TASK LIST
a) Please answer these questions about the dnsmasq mailing-list message:
(i) Which option is the dnsmasq server configured with to keep requests for unconfigured nodes from being forwarded upstream?
(ii) Which nodes were the failures correlated with?
(iii) What status did the A query response have in the tcpdump traces?
b) Carry the dnsmasq mailing-list message forward from its last sentence.
— start TEXT SHOWN —
[Dnsmasq-discuss] refused responses for simple hostnames, domain-needed, and no upstream servers

Simon Kelley simon at thekelleys.org.uk
Tue Jan 19 21:30:07 GMT 2016


On 17/01/16 23:18, Legacy, Allain wrote:
> Hi, We have noticed an inconsistency in how dnsmasq responds to
> queries for simple hostnames (no dots) depending on whether there are
> any configured upstream servers or not.   I am unsure if this is
> because we have misconfigured something, whether we are trying to do
> something that is not supported (or shouldn't be attempted), or if
> there is a bug in dnsmasq.
> 
> The scenario we are trying to implement is as follows.
> 
> +  We have a system with several nodes on the same private network.
> Most of the nodes have addresses assigned by dnsmasq via DHCP while a
> select few of those nodes have addresses in /etc/hosts on the node
> running dnsmasq.
> 
> +  The hostname of each node are simple hostnames with no domain
> (e.g.,  "server1", "server2", etc. ).
> 
> +  Some of the nodes have an IPv4 or IPv6 address while others have
> both IPv4 and IPv6.
> 
> +  Clients running on each node will attempt to resolve their peer
> node names with commands such as "curl http://server1/foobar.txt",
> "ping6 server10",  "dig server2 any", and so on.
> 
> +  Clients have a simple /etc/resolv.conf file with only the IP
> address of the server running dnsmasq.  The resolv.conf has no
> default search domain.
> 
> +  We support allowing the dnsmasq server to be configured with
> additional upstream servers if the situation requires accessing DNS
> over the system's public network interface.
> 
> +  The dnsmasq server is configured with the "domain-needed" option
> so that requests for nodes that have not been configured yet do not
> get forwarded to upstream servers (if configured).
> 
> 
> Here is the issue.
> 
> When we test with only IPv4 address throughout the system everything
> works as expected and we do not see any obvious issues or errors.
> 
> When we test with a mixture of IPv4, IPv6 or both IPv4 and IPv6
> addresses on the nodes we see failures to resolve our simple
> hostnames.  The failures manifest themselves as typical "cannot
> resolve hostname... " errors from whatever client is being run at the
> time.   The failures don't happen on all nodes but we have been able
> to correlate the failures to those nodes that have an IPv6 address
> but have no IPv4 address.   ...and this only happens when we have no
> upstream servers configured; if we configure some upstream servers
> then there are no failures.
> 
> Running tcpdump and strace on a commands such as "curl
> http://server1/foobar.txt" we noticed that the client DNS resolver
> sends out both an A query and AAAA query.  This is normal as we do
> not want to force a "-4" or "-6" option on any clients as we want
> either IPv4 or IPv6 addresses to be returned without needed to know
> ahead of time what to ask for.    The tcpdump traces shows that a
> response is returned for both the A and AAAA query.  The A has a
> status of REFUSED while the AAAA has a valid response with the
> expected IPv6 address.   Looking at the client DNS resolver code
> (glibc getaddrinfo()) we have noted that if the first response
> returned has a "REFUSED" response then the operation is aborted
> without considering the AAAA response.
— end TEXT SHOWN —
— start ITEMS —
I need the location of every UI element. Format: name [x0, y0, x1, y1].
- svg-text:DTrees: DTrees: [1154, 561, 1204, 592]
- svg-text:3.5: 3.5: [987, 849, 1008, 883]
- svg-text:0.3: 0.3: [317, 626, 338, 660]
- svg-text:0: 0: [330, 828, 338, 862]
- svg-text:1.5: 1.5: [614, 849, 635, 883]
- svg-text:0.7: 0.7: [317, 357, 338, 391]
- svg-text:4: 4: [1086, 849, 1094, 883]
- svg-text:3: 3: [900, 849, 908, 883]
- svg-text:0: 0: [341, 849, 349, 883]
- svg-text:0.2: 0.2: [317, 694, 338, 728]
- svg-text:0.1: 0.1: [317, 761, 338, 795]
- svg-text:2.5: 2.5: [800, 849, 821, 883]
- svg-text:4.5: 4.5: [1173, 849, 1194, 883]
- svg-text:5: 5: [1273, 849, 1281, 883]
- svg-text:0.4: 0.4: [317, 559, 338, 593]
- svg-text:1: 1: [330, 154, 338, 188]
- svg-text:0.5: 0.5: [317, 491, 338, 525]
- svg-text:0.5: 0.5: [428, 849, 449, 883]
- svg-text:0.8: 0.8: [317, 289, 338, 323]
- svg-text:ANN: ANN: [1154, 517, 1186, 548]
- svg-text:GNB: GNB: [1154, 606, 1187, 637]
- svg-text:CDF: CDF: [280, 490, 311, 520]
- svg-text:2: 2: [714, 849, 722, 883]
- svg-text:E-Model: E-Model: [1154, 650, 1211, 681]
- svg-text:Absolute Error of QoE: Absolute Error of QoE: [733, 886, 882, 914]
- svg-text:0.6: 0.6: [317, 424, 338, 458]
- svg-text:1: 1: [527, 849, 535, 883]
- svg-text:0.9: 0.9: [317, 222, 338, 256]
— end ITEMS —
IN RESPONSE
a)
(i) The "domain-needed" option.
(ii) Nodes that have an IPv6 address but no IPv4 address.
(iii) REFUSED.

b)
> 
> Running this same test while we have upstream servers configured in
> dnsmasq we have noted that the A query returns successfully with no
> data (instead of REFUSED as in the first test), and the AAAA returns
> successfully with an IPv6 address as it did before.  Under these
> circumstances the client DNS resolver returns with the IPv6 address
> instead of an error since it didn't get a REFUSED on the first
> response received.
> 
> Looking through the dnsmasq code we think we have identified a bug
> but are looking for an opinion about whether we are doing something
> wrong or whether this is a legitimate issue.
> 
> What we think is a bug is that the OPT_NODOTS_LOCAL (domain-needed)
> is only checked where there is at least 1 upstream server
> (forward.c::search_servers()).    When there are servers and
> OPT_NODOTS_LOCAL is set then an empty response is returned for an A
> query that does not resolve to an IPv4 address.   Unfortunately, when
> there are no servers configured this code is not reached and instead
> a REFUSED is returned for an A query that has no IPv4 address.  It is
> this REFUSED response that is causing grief at the client resolver.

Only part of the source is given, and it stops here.